STATED EXERCISE: Update the records below by replacing "ALIVE" with "DOWN" wherever it occurs, and reproduce them with everything else unchanged. Leave the pictures out of your answer.

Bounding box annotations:
_ _ _ _ _
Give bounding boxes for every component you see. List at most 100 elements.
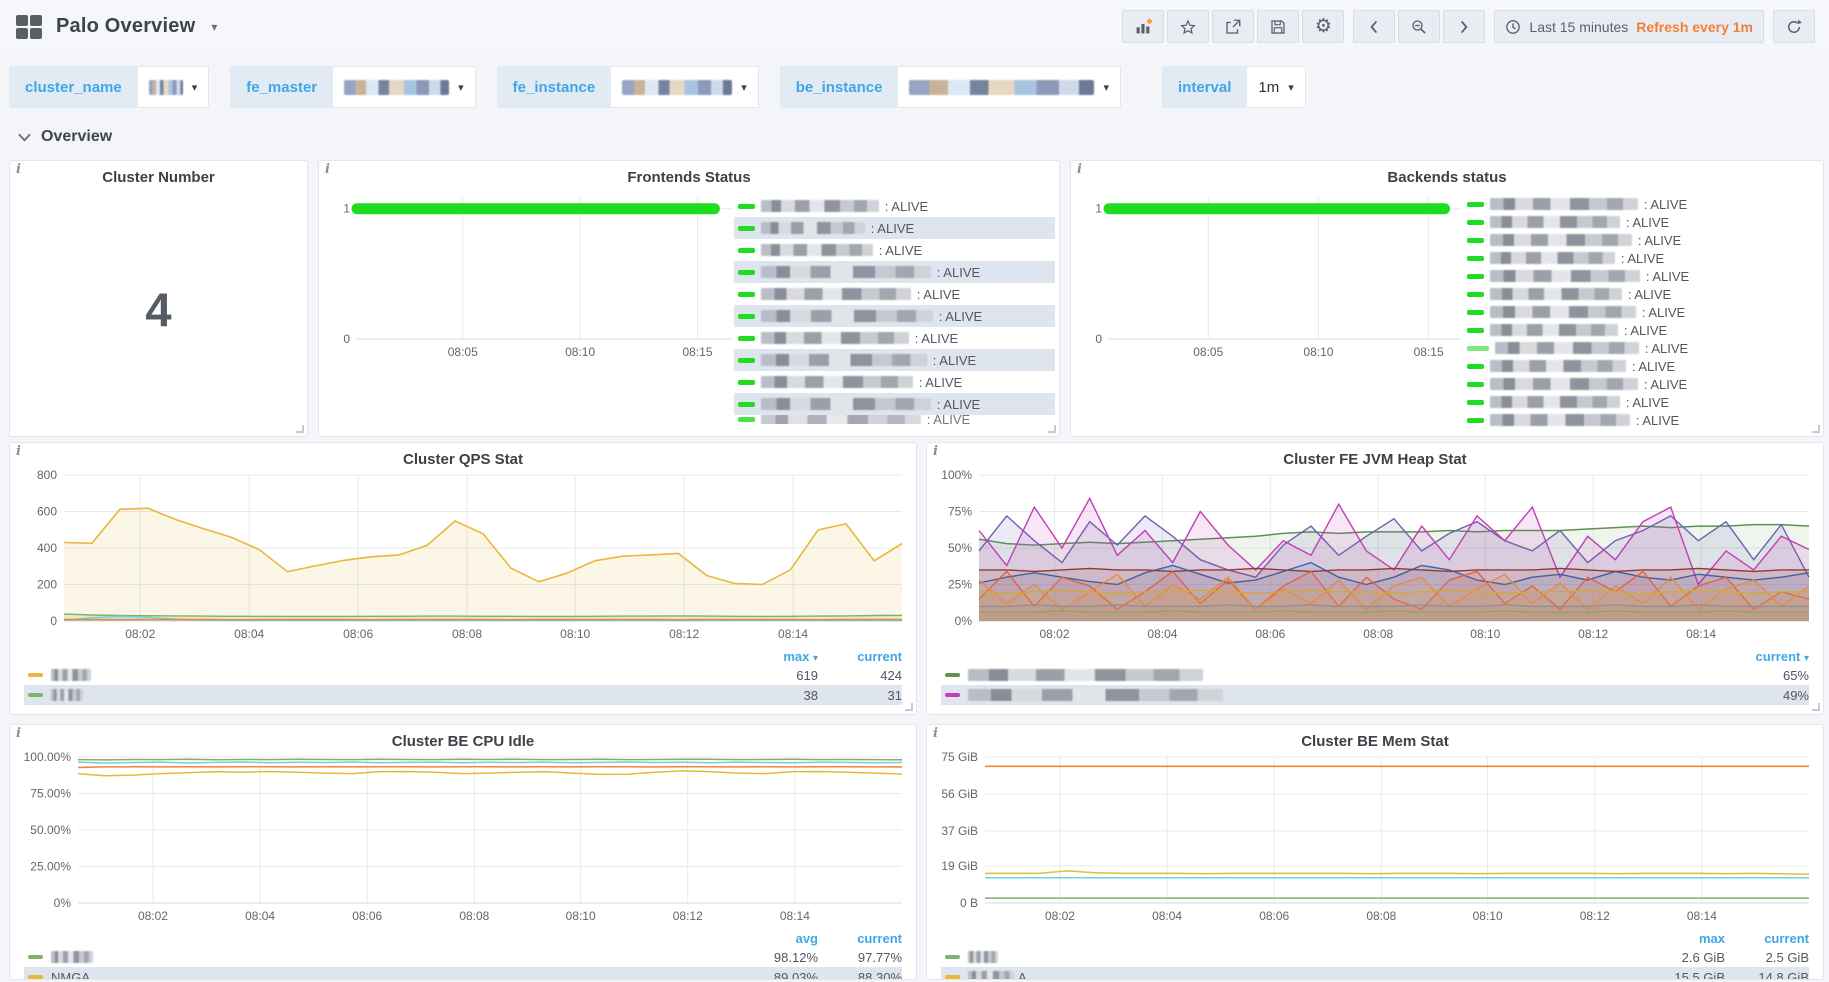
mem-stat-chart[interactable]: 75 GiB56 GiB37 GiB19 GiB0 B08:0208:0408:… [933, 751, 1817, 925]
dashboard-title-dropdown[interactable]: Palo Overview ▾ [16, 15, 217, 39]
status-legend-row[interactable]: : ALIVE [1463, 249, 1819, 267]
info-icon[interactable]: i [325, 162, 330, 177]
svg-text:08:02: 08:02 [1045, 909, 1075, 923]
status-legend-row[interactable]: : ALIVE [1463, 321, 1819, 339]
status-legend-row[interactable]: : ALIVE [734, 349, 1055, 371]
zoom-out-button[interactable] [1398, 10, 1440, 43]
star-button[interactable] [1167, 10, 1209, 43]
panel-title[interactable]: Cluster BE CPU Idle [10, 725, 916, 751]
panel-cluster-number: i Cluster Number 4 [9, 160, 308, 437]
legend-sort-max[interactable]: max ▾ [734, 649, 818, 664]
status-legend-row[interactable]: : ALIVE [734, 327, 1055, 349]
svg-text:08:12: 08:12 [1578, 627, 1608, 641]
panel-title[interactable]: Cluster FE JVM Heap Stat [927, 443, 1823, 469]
_ _ _ _ _
FINISHED EXERCISE:
Give bounding boxes for every component you see. List at most 100 elements.
mem-stat-chart[interactable]: 75 GiB56 GiB37 GiB19 GiB0 B08:0208:0408:… [933, 751, 1817, 925]
dashboard-title-dropdown[interactable]: Palo Overview ▾ [16, 15, 217, 39]
status-legend-row[interactable]: : DOWN [1463, 249, 1819, 267]
info-icon[interactable]: i [325, 162, 330, 177]
svg-text:08:02: 08:02 [1045, 909, 1075, 923]
status-legend-row[interactable]: : DOWN [1463, 321, 1819, 339]
status-legend-row[interactable]: : DOWN [734, 349, 1055, 371]
zoom-out-button[interactable] [1398, 10, 1440, 43]
star-button[interactable] [1167, 10, 1209, 43]
panel-title[interactable]: Cluster BE CPU Idle [10, 725, 916, 751]
panel-cluster-number: i Cluster Number 4 [9, 160, 308, 437]
legend-sort-max[interactable]: max ▾ [734, 649, 818, 664]
status-legend-row[interactable]: : DOWN [734, 327, 1055, 349]
svg-text:08:12: 08:12 [1578, 627, 1608, 641]
panel-title[interactable]: Cluster FE JVM Heap Stat [927, 443, 1823, 469]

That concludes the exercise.